— BEGIN —

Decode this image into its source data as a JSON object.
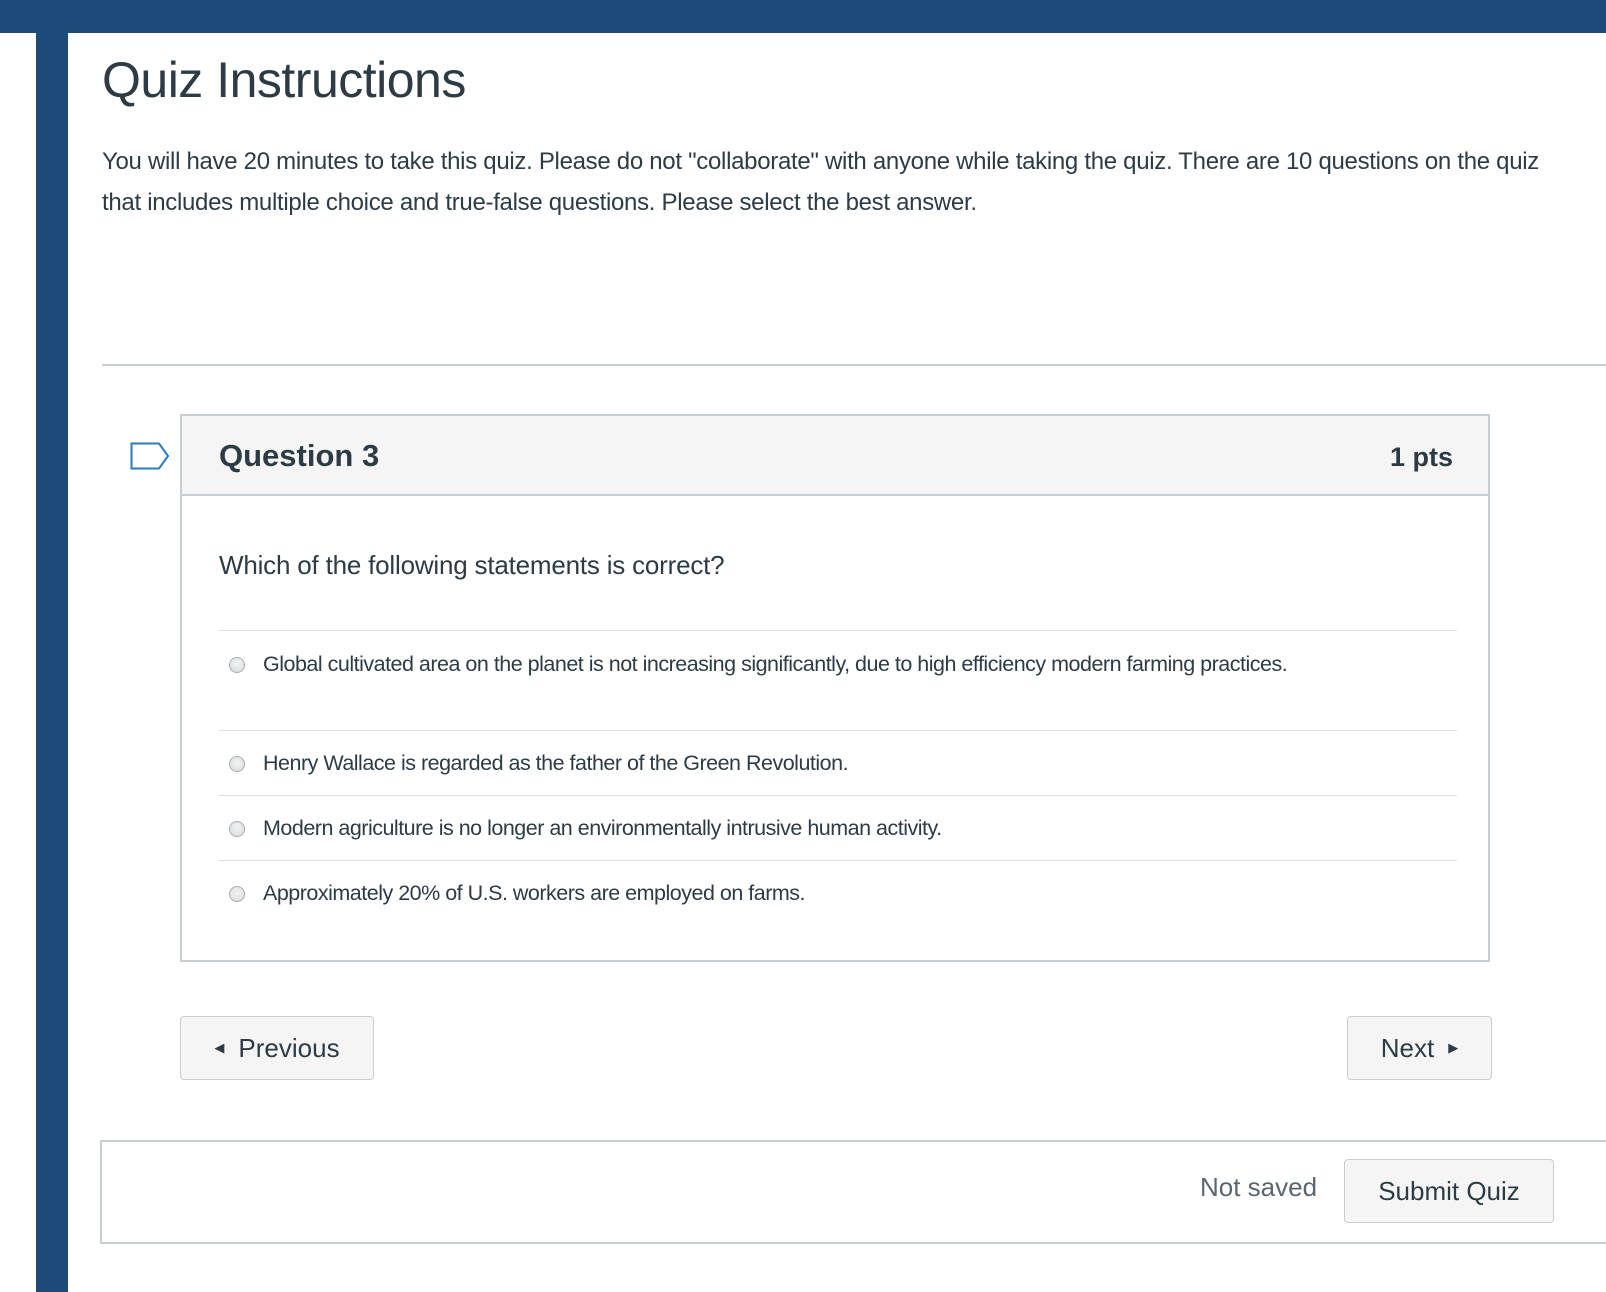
{
  "page": {
    "title": "Quiz Instructions",
    "instructions": "You will have 20 minutes to take this quiz.  Please do not \"collaborate\" with anyone while taking the quiz.  There are 10 questions on the quiz that includes multiple choice and true-false questions.  Please select the best answer."
  },
  "question": {
    "title": "Question 3",
    "points": "1 pts",
    "text": "Which of the following statements is correct?",
    "answers": [
      {
        "label": "Global cultivated area on the planet is not increasing significantly, due to high efficiency modern farming practices."
      },
      {
        "label": "Henry Wallace is regarded as the father of the Green Revolution."
      },
      {
        "label": "Modern agriculture is no longer an environmentally intrusive human activity."
      },
      {
        "label": "Approximately 20% of U.S. workers are employed on farms."
      }
    ]
  },
  "navigation": {
    "previous_label": "Previous",
    "next_label": "Next"
  },
  "footer": {
    "save_status": "Not saved",
    "submit_label": "Submit Quiz"
  },
  "icons": {
    "bookmark": "bookmark-flag-icon",
    "previous_caret": "caret-left-icon",
    "next_caret": "caret-right-icon",
    "radio": "radio-button-icon"
  },
  "colors": {
    "frame": "#1e4a7a",
    "text": "#2d3b45",
    "border": "#c7cdd1",
    "header_bg": "#f5f5f5"
  }
}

— END —

# Task brief
Omit the pictures and reproduce the listing exactly.

# The output
Decode this image into its source data as a JSON object.
{
  "page": {
    "title": "Quiz Instructions",
    "instructions": "You will have 20 minutes to take this quiz.  Please do not \"collaborate\" with anyone while taking the quiz.  There are 10 questions on the quiz that includes multiple choice and true-false questions.  Please select the best answer."
  },
  "question": {
    "title": "Question 3",
    "points": "1 pts",
    "text": "Which of the following statements is correct?",
    "answers": [
      {
        "label": "Global cultivated area on the planet is not increasing significantly, due to high efficiency modern farming practices."
      },
      {
        "label": "Henry Wallace is regarded as the father of the Green Revolution."
      },
      {
        "label": "Modern agriculture is no longer an environmentally intrusive human activity."
      },
      {
        "label": "Approximately 20% of U.S. workers are employed on farms."
      }
    ]
  },
  "navigation": {
    "previous_label": "Previous",
    "next_label": "Next"
  },
  "footer": {
    "save_status": "Not saved",
    "submit_label": "Submit Quiz"
  },
  "icons": {
    "bookmark": "bookmark-flag-icon",
    "previous_caret": "caret-left-icon",
    "next_caret": "caret-right-icon",
    "radio": "radio-button-icon"
  },
  "colors": {
    "frame": "#1e4a7a",
    "text": "#2d3b45",
    "border": "#c7cdd1",
    "header_bg": "#f5f5f5"
  }
}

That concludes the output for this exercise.